WHAT TO PRODUCE: Write out every entry exactly as it stands.

INPUT DATA:

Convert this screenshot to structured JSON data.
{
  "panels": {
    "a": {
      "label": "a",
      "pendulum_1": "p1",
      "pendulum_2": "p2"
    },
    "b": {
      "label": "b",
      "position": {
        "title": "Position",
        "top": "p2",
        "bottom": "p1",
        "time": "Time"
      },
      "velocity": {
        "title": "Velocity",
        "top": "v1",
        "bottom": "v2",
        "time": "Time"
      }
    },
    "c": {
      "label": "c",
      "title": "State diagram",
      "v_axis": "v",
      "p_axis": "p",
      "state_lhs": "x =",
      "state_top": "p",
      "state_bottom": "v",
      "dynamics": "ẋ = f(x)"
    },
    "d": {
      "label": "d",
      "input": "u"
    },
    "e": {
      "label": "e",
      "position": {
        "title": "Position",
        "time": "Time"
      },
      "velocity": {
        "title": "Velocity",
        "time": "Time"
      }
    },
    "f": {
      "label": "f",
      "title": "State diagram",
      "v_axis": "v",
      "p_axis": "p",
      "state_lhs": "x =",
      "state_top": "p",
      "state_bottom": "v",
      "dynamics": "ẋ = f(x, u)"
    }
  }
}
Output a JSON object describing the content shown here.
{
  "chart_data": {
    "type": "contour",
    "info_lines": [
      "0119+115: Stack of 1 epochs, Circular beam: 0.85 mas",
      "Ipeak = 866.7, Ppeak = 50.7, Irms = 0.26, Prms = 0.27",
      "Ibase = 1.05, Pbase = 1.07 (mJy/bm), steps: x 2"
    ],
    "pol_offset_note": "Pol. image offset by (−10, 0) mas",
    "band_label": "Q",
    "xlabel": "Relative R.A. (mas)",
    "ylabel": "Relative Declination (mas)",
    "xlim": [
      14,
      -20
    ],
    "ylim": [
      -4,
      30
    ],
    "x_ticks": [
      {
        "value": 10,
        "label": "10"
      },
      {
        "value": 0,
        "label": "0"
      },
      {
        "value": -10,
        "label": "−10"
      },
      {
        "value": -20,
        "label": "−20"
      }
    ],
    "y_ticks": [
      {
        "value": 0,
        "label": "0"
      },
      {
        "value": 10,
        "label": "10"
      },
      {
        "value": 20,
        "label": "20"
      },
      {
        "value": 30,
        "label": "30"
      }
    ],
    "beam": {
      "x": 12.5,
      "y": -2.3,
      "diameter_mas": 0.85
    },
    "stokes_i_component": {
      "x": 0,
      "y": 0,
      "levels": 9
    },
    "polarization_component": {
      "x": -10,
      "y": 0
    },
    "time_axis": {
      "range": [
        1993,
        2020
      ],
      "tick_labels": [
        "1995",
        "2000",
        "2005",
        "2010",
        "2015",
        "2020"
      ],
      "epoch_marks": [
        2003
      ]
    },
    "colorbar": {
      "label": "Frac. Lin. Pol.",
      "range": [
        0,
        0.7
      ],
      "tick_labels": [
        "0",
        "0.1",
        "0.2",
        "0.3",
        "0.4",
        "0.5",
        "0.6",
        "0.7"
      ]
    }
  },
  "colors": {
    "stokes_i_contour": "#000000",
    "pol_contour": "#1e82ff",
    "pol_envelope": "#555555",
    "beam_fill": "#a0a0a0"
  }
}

EXERCISE SOLUTION:
Convert this screenshot to structured JSON data.
{
  "panels": {
    "a": {
      "label": "a",
      "pendulum_1": "p1",
      "pendulum_2": "p2"
    },
    "b": {
      "label": "b",
      "position": {
        "title": "Position",
        "top": "p2",
        "bottom": "p1",
        "time": "Time"
      },
      "velocity": {
        "title": "Velocity",
        "top": "v1",
        "bottom": "v2",
        "time": "Time"
      }
    },
    "c": {
      "label": "c",
      "title": "State diagram",
      "v_axis": "v",
      "p_axis": "p",
      "state_lhs": "x =",
      "state_top": "p",
      "state_bottom": "v",
      "dynamics": "ẋ = f(x)"
    },
    "d": {
      "label": "d",
      "input": "u"
    },
    "e": {
      "label": "e",
      "position": {
        "title": "Position",
        "time": "Time"
      },
      "velocity": {
        "title": "Velocity",
        "time": "Time"
      }
    },
    "f": {
      "label": "f",
      "title": "State diagram",
      "v_axis": "v",
      "p_axis": "p",
      "state_lhs": "x =",
      "state_top": "p",
      "state_bottom": "v",
      "dynamics": "ẋ = f(x, u)"
    }
  }
}
Output a JSON object describing the content shown here.
{
  "chart_data": {
    "type": "contour",
    "info_lines": [
      "0119+115: Stack of 1 epochs, Circular beam: 0.85 mas",
      "Ipeak = 866.7, Ppeak = 50.7, Irms = 0.26, Prms = 0.27",
      "Ibase = 1.05, Pbase = 1.07 (mJy/bm), steps: x 2"
    ],
    "pol_offset_note": "Pol. image offset by (−10, 0) mas",
    "band_label": "Q",
    "xlabel": "Relative R.A. (mas)",
    "ylabel": "Relative Declination (mas)",
    "xlim": [
      14,
      -20
    ],
    "ylim": [
      -4,
      30
    ],
    "x_ticks": [
      {
        "value": 10,
        "label": "10"
      },
      {
        "value": 0,
        "label": "0"
      },
      {
        "value": -10,
        "label": "−10"
      },
      {
        "value": -20,
        "label": "−20"
      }
    ],
    "y_ticks": [
      {
        "value": 0,
        "label": "0"
      },
      {
        "value": 10,
        "label": "10"
      },
      {
        "value": 20,
        "label": "20"
      },
      {
        "value": 30,
        "label": "30"
      }
    ],
    "beam": {
      "x": 12.5,
      "y": -2.3,
      "diameter_mas": 0.85
    },
    "stokes_i_component": {
      "x": 0,
      "y": 0,
      "levels": 9
    },
    "polarization_component": {
      "x": -10,
      "y": 0
    },
    "time_axis": {
      "range": [
        1993,
        2020
      ],
      "tick_labels": [
        "1995",
        "2000",
        "2005",
        "2010",
        "2015",
        "2020"
      ],
      "epoch_marks": [
        2003
      ]
    },
    "colorbar": {
      "label": "Frac. Lin. Pol.",
      "range": [
        0,
        0.7
      ],
      "tick_labels": [
        "0",
        "0.1",
        "0.2",
        "0.3",
        "0.4",
        "0.5",
        "0.6",
        "0.7"
      ]
    }
  },
  "colors": {
    "stokes_i_contour": "#000000",
    "pol_contour": "#1e82ff",
    "pol_envelope": "#555555",
    "beam_fill": "#a0a0a0"
  }
}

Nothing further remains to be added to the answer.